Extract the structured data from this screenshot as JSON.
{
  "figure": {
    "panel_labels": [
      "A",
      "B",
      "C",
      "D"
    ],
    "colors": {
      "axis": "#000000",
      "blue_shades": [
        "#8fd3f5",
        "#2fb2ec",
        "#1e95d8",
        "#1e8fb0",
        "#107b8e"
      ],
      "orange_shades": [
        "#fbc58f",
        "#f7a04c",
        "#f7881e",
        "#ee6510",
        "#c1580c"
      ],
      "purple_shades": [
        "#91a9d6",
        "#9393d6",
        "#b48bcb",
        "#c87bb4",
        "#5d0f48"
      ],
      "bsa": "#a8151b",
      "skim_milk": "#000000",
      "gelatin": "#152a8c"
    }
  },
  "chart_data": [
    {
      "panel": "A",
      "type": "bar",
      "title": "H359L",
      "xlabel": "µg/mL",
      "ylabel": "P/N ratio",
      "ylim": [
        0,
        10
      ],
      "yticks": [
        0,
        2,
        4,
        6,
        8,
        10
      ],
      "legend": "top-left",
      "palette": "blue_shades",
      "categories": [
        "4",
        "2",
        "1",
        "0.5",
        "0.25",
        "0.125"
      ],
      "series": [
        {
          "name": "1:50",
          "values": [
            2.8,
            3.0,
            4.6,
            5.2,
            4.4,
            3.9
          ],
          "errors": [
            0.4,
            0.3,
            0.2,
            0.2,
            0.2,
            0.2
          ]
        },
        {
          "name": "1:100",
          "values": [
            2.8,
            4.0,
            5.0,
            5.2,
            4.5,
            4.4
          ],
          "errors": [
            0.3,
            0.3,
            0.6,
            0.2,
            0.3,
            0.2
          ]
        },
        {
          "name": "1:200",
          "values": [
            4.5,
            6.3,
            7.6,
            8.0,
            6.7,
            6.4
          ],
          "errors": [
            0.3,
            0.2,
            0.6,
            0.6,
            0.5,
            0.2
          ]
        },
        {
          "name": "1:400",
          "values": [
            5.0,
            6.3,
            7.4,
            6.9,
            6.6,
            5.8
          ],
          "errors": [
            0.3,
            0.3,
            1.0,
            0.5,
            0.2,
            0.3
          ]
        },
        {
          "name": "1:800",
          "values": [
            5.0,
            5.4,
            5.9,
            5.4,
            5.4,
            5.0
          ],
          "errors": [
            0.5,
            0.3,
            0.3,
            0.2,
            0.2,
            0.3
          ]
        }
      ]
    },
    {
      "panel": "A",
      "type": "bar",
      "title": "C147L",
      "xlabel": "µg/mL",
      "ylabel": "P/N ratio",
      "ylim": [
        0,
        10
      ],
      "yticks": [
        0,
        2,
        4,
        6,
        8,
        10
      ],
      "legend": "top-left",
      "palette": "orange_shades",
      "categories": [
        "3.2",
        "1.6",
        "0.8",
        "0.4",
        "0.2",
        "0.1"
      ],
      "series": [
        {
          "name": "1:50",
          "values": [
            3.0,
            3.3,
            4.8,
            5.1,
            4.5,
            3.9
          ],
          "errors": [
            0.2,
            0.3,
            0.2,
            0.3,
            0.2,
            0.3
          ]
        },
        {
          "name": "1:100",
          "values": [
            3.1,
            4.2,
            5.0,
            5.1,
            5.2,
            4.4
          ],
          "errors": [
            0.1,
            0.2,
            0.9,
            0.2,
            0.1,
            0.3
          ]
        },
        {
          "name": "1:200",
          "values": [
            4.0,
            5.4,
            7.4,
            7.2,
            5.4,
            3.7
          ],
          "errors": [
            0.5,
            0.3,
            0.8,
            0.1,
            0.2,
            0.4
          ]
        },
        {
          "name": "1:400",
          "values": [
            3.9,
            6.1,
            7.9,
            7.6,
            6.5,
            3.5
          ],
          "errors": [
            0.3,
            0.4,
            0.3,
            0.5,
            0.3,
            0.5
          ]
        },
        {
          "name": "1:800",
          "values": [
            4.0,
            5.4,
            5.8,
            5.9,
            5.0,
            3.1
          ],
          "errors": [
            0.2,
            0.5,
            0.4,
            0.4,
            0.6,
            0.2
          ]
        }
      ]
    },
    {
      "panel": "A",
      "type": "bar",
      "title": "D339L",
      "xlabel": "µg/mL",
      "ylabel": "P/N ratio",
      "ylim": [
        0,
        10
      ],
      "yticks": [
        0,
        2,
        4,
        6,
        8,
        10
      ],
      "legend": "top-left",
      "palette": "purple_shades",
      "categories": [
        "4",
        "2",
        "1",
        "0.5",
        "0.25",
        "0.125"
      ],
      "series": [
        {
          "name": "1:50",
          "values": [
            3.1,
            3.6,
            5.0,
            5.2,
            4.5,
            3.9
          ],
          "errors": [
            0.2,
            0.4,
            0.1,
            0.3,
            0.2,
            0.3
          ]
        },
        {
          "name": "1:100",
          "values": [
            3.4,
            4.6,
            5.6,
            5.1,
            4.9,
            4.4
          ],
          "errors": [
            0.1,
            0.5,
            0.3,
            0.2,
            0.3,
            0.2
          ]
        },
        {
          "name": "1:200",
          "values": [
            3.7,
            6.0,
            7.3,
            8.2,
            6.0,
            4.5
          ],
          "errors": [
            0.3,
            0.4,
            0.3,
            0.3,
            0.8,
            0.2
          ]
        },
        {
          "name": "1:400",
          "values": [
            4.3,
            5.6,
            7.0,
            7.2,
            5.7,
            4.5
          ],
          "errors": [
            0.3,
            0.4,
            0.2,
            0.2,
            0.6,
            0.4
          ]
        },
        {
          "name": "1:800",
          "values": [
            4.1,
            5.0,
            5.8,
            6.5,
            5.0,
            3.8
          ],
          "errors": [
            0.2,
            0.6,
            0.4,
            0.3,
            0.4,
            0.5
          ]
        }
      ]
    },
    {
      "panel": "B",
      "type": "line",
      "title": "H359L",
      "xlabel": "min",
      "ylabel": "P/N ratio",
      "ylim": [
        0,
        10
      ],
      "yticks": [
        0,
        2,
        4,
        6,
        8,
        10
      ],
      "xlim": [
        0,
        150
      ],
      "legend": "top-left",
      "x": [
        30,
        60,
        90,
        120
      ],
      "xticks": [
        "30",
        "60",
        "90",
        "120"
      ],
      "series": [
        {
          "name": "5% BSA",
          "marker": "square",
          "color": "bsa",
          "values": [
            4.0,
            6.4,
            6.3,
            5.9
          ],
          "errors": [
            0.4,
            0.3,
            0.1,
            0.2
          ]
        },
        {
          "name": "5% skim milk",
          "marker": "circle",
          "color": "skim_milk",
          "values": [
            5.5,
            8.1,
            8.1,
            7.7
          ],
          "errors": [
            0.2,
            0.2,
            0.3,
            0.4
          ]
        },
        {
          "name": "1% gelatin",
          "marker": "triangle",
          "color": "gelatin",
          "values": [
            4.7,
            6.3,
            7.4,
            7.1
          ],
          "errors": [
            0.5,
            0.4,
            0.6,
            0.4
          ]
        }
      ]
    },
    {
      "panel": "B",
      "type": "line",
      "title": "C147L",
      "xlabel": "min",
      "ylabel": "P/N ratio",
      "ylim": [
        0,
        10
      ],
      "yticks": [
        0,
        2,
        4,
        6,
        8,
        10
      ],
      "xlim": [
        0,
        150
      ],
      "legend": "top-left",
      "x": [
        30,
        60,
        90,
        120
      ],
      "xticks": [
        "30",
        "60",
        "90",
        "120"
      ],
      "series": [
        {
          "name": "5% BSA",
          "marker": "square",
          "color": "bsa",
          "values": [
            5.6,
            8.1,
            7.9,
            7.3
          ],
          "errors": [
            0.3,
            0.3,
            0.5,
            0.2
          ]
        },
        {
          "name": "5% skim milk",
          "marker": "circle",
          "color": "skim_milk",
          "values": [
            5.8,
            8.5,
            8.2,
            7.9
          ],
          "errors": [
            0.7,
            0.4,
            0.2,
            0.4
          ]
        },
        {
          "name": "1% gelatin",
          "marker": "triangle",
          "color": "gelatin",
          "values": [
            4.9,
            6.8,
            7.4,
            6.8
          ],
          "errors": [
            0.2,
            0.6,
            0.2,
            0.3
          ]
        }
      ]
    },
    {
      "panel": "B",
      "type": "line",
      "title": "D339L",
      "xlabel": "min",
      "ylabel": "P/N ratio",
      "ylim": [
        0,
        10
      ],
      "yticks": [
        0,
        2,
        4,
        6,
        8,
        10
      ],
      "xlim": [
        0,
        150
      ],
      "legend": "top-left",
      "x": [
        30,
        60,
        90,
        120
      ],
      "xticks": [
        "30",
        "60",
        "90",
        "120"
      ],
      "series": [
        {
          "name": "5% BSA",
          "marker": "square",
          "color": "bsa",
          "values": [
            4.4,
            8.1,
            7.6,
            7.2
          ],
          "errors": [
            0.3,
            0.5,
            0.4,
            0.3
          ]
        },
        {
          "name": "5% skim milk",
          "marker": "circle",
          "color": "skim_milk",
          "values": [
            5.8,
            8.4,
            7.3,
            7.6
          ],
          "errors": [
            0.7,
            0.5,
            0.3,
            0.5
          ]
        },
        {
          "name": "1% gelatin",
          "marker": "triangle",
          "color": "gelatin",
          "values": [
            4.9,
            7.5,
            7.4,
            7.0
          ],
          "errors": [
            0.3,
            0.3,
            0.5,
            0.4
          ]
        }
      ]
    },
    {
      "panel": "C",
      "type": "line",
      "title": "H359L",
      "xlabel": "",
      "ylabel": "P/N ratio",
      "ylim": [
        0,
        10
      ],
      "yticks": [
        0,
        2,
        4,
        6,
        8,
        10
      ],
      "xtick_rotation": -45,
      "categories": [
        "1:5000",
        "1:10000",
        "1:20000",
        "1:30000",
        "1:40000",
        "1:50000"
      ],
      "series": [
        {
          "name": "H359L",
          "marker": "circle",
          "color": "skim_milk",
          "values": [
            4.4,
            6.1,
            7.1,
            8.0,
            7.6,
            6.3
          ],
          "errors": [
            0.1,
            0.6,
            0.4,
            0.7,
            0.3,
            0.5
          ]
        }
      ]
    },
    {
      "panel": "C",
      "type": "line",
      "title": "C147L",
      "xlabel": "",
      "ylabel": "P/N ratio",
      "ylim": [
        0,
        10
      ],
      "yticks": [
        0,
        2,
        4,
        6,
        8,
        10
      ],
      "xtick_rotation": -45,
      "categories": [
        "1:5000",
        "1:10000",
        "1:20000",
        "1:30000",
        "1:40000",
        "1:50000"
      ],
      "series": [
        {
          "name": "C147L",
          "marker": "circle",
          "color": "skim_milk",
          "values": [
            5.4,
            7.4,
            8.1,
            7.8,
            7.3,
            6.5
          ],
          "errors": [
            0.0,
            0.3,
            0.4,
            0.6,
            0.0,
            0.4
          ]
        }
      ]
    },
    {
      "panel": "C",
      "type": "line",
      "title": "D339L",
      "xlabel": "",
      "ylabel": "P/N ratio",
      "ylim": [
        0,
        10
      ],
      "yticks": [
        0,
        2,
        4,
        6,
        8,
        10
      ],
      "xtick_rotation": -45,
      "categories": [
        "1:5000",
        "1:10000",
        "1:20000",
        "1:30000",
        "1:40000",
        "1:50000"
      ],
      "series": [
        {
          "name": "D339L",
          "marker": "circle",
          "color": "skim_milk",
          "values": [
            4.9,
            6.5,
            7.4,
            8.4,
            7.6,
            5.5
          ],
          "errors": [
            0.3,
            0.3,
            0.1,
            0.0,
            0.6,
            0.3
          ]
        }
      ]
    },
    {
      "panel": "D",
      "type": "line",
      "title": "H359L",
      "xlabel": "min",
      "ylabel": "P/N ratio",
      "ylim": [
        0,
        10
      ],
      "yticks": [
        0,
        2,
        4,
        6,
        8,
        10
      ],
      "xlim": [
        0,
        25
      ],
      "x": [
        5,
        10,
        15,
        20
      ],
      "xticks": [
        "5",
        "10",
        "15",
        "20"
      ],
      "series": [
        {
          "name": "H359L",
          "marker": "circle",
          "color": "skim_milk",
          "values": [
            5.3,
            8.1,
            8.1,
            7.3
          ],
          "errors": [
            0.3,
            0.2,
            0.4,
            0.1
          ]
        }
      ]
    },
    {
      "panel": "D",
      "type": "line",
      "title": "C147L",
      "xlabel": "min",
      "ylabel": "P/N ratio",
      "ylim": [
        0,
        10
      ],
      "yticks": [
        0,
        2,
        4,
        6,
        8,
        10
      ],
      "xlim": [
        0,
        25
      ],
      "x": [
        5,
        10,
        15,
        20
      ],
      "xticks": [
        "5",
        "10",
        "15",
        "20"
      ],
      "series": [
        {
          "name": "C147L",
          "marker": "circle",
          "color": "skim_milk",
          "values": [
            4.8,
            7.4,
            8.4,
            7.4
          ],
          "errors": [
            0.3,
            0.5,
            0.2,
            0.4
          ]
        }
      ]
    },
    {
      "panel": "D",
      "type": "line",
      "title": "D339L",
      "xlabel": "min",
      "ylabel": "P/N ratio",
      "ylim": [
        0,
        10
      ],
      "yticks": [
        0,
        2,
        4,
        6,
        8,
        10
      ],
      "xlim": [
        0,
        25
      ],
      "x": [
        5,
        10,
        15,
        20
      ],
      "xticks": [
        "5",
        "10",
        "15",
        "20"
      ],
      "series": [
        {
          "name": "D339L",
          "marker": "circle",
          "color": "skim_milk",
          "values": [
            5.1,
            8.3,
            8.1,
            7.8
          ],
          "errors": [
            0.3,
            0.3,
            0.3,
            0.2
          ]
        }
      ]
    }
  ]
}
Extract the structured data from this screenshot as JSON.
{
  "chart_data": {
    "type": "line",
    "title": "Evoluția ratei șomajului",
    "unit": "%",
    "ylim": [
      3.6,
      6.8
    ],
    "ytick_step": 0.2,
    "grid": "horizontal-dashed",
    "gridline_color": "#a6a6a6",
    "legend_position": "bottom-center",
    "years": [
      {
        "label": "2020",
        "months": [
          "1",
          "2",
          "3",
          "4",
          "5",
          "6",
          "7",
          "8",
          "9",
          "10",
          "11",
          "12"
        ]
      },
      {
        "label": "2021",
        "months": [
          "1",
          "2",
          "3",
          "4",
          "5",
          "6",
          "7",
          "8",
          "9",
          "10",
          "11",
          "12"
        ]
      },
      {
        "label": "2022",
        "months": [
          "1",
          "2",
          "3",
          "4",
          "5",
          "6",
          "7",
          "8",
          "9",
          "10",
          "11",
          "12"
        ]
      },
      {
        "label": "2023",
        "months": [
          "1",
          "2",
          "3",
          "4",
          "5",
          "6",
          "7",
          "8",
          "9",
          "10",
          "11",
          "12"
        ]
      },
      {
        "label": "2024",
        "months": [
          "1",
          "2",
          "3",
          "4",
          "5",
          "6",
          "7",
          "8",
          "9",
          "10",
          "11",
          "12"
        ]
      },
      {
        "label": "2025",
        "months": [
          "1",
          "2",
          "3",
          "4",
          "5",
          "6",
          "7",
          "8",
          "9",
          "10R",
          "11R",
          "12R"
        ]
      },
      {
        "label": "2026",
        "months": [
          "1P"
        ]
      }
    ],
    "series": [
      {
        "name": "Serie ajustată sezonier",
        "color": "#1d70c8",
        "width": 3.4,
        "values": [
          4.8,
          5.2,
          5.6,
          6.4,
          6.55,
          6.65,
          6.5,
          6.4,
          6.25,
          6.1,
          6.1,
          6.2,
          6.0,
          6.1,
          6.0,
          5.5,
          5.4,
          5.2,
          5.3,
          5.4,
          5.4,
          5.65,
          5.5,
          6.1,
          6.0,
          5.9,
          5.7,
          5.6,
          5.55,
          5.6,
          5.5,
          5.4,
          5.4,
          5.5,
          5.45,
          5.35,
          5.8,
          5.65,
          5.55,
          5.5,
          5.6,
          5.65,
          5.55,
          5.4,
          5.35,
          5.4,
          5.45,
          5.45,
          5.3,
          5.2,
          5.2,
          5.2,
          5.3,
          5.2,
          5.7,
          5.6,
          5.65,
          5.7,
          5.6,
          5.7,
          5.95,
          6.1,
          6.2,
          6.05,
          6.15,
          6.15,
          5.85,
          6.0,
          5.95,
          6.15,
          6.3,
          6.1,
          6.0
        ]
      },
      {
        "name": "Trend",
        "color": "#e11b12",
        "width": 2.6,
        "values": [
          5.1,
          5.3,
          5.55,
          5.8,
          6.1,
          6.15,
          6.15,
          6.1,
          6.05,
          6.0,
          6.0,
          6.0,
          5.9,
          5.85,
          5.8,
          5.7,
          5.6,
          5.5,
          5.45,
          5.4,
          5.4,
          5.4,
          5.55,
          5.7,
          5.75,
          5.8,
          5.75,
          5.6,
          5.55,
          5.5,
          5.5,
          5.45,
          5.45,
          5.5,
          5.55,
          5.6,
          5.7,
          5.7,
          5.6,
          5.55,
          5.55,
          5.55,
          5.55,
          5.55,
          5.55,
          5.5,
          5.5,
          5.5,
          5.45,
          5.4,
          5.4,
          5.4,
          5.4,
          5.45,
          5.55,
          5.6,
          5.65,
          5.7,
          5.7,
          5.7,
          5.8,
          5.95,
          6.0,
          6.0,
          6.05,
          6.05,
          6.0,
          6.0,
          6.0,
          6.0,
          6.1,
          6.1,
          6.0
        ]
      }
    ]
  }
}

=======

__WORK INSTRUCTIONS__. Where a line of the records above holds the word "palette", copy that line.

__THE ANSWER__.
      "palette": "blue_shades",
      "palette": "orange_shades",
      "palette": "purple_shades",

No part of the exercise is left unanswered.